● **Task prompt**: Check every line of the material below for the string "noise", and return the ones that have it.

● **Supplied records**:
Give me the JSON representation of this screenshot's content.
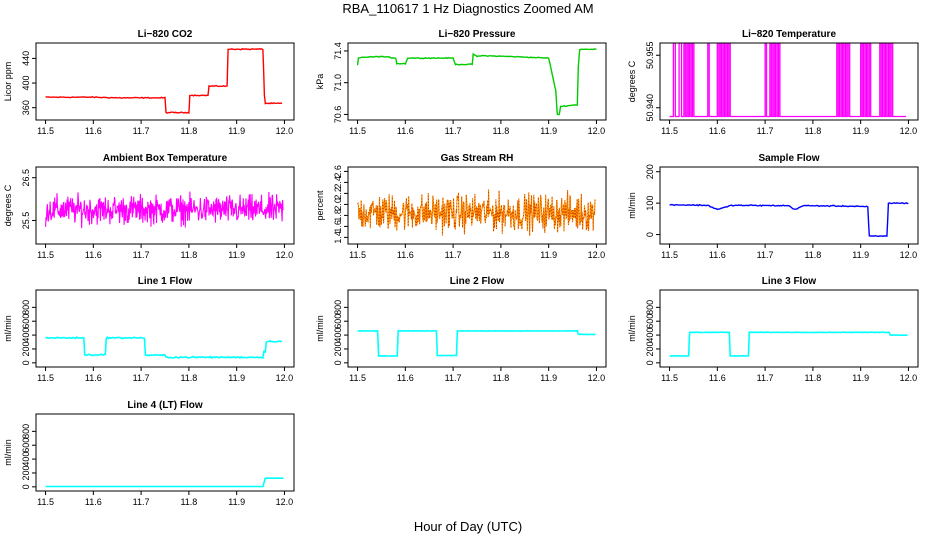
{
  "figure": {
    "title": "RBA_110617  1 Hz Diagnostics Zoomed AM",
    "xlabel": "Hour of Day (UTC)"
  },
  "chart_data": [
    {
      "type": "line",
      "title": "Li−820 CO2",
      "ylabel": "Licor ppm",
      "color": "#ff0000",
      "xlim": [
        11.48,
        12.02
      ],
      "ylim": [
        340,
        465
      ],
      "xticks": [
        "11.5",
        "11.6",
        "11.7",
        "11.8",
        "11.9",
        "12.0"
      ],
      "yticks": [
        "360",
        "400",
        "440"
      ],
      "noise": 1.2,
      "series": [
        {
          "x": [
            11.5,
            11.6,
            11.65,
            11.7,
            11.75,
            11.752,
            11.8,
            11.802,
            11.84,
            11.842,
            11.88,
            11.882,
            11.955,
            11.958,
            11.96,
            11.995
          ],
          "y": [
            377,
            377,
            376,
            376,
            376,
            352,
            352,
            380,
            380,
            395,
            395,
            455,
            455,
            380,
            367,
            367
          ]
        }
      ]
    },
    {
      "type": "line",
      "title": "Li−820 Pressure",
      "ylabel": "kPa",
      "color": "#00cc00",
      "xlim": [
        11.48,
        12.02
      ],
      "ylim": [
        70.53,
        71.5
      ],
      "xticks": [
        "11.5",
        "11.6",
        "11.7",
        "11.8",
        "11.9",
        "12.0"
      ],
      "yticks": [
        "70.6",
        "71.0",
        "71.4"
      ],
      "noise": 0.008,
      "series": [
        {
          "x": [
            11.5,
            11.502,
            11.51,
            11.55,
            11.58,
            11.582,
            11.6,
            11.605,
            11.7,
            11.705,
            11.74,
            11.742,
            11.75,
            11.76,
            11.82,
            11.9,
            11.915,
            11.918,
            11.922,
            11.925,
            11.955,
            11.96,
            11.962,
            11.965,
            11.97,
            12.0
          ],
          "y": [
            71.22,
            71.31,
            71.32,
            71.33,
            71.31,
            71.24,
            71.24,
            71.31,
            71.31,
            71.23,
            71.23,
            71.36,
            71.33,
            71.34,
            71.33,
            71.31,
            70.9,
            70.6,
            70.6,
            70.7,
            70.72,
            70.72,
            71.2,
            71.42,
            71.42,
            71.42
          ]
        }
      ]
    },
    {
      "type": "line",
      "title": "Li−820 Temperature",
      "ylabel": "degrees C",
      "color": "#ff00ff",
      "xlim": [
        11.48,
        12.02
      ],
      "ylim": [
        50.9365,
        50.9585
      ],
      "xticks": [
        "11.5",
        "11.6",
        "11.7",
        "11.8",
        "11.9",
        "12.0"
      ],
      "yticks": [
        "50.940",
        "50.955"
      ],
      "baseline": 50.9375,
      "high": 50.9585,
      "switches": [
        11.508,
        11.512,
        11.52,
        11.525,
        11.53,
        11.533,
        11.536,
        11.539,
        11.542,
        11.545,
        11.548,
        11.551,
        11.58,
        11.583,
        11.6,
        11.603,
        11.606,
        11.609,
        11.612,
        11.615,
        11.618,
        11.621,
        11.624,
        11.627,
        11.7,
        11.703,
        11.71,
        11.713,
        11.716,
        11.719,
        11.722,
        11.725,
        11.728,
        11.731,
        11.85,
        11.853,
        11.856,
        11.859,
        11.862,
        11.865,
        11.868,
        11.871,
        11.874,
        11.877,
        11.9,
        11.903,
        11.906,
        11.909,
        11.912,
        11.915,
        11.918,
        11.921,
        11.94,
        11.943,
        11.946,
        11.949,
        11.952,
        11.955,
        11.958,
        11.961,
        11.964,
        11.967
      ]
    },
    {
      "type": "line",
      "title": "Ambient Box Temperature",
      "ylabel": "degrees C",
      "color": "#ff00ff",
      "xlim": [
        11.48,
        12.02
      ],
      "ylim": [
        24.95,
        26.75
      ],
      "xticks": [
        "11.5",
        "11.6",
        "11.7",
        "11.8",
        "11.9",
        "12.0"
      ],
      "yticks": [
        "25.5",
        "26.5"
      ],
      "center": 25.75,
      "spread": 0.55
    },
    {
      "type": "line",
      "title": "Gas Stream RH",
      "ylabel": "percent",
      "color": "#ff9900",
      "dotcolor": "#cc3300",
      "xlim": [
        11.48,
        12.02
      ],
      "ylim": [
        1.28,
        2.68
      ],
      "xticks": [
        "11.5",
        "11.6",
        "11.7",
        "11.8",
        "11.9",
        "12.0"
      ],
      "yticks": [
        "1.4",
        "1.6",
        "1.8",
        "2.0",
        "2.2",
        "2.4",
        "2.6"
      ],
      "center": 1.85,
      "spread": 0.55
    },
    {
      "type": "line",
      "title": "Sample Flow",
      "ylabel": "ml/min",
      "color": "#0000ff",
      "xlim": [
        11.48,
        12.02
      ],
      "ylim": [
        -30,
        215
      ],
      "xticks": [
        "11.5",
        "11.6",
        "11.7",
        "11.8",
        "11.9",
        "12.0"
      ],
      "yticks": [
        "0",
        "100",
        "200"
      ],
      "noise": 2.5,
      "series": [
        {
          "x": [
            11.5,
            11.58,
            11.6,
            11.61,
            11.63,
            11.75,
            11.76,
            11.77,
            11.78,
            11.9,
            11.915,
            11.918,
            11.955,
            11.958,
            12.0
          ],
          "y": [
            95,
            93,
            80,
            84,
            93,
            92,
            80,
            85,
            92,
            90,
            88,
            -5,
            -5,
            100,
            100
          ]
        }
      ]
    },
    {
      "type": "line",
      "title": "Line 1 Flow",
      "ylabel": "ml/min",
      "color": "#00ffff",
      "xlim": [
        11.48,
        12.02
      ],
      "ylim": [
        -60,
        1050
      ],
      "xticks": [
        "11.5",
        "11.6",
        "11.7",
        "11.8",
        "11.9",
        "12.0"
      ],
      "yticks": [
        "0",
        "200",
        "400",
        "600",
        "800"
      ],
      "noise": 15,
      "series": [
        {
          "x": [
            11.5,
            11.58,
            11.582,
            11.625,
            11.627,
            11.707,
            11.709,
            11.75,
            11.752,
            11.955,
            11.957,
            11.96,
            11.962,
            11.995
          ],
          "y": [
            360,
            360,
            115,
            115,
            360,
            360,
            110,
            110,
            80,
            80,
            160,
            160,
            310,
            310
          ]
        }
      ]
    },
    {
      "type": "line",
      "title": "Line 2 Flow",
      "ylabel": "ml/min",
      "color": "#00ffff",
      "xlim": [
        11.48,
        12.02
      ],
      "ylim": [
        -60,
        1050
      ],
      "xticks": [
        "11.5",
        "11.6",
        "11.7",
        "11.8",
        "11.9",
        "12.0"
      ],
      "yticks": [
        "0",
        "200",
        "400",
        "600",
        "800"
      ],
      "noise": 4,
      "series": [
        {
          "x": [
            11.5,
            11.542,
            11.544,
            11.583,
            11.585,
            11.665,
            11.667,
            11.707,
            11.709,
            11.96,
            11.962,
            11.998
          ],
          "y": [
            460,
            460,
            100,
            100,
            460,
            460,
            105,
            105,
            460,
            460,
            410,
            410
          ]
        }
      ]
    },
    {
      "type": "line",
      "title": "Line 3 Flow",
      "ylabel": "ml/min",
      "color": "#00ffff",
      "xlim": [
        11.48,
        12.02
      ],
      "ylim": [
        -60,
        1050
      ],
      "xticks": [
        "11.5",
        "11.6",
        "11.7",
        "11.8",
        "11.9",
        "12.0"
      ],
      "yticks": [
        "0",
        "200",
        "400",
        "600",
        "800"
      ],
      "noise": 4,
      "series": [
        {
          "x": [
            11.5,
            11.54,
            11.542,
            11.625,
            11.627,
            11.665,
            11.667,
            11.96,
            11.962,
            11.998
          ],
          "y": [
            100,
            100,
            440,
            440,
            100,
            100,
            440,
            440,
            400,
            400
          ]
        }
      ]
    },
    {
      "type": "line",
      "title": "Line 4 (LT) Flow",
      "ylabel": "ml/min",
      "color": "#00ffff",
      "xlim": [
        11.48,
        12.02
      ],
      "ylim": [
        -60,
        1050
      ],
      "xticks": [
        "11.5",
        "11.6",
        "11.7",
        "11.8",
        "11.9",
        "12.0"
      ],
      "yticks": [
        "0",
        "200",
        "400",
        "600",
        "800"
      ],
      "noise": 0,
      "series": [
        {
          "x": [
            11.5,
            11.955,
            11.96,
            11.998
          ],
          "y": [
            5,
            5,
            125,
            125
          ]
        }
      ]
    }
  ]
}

● **Exercise response**:
      "noise": 1.2,
      "noise": 0.008,
      "noise": 2.5,
      "noise": 15,
      "noise": 4,
      "noise": 4,
      "noise": 0,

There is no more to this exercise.